# WHAT YOU NEED TO DO
Copy the line with "OCR this image." and all lines following it through the last line of the entries, exactly as written.

# RECORD EXTRACTS

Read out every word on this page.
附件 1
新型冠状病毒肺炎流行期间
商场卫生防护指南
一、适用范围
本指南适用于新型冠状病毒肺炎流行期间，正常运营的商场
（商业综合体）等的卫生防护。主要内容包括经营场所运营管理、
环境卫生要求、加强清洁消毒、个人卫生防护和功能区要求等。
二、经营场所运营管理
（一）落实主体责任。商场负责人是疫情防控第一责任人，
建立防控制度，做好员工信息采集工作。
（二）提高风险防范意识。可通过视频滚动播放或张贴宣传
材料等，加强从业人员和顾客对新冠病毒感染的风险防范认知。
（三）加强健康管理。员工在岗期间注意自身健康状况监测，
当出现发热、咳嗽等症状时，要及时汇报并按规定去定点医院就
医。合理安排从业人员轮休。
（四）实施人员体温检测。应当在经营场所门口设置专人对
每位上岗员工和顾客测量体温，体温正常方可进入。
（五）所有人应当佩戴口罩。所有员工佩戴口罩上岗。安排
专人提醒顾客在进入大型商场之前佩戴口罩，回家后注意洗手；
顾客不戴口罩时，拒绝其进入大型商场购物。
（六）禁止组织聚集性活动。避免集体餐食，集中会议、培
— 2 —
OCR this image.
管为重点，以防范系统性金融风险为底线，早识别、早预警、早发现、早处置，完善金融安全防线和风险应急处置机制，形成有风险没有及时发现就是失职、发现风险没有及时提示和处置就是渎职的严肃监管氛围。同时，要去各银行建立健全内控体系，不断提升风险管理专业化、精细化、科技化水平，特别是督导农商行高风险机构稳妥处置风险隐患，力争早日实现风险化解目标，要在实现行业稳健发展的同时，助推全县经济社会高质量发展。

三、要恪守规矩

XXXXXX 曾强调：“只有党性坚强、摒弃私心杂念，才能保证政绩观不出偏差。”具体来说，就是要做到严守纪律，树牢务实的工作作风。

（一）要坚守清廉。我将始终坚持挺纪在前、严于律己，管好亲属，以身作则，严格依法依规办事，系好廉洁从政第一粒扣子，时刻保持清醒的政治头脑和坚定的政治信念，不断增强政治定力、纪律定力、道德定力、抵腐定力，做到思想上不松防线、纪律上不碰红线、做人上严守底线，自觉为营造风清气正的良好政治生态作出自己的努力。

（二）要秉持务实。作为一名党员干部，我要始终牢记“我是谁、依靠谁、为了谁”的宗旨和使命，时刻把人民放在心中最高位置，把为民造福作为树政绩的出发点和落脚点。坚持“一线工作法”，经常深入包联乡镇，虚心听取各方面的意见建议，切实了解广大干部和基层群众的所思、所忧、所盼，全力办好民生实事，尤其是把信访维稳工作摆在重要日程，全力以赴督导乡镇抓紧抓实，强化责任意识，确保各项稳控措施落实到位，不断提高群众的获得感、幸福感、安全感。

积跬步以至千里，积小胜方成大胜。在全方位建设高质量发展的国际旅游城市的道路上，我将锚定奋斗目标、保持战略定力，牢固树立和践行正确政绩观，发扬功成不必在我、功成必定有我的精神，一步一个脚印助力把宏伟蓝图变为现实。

# WRITTEN ANSWER
OCR this image.
管为重点，以防范系统性金融风险为底线，早识别、早预警、早发现、早处置，完善金融安全防线和风险应急处置机制，形成有风险没有及时发现就是失职、发现风险没有及时提示和处置就是渎职的严肃监管氛围。同时，要去各银行建立健全内控体系，不断提升风险管理专业化、精细化、科技化水平，特别是督导农商行高风险机构稳妥处置风险隐患，力争早日实现风险化解目标，要在实现行业稳健发展的同时，助推全县经济社会高质量发展。

三、要恪守规矩

XXXXXX 曾强调：“只有党性坚强、摒弃私心杂念，才能保证政绩观不出偏差。”具体来说，就是要做到严守纪律，树牢务实的工作作风。

（一）要坚守清廉。我将始终坚持挺纪在前、严于律己，管好亲属，以身作则，严格依法依规办事，系好廉洁从政第一粒扣子，时刻保持清醒的政治头脑和坚定的政治信念，不断增强政治定力、纪律定力、道德定力、抵腐定力，做到思想上不松防线、纪律上不碰红线、做人上严守底线，自觉为营造风清气正的良好政治生态作出自己的努力。

（二）要秉持务实。作为一名党员干部，我要始终牢记“我是谁、依靠谁、为了谁”的宗旨和使命，时刻把人民放在心中最高位置，把为民造福作为树政绩的出发点和落脚点。坚持“一线工作法”，经常深入包联乡镇，虚心听取各方面的意见建议，切实了解广大干部和基层群众的所思、所忧、所盼，全力办好民生实事，尤其是把信访维稳工作摆在重要日程，全力以赴督导乡镇抓紧抓实，强化责任意识，确保各项稳控措施落实到位，不断提高群众的获得感、幸福感、安全感。

积跬步以至千里，积小胜方成大胜。在全方位建设高质量发展的国际旅游城市的道路上，我将锚定奋斗目标、保持战略定力，牢固树立和践行正确政绩观，发扬功成不必在我、功成必定有我的精神，一步一个脚印助力把宏伟蓝图变为现实。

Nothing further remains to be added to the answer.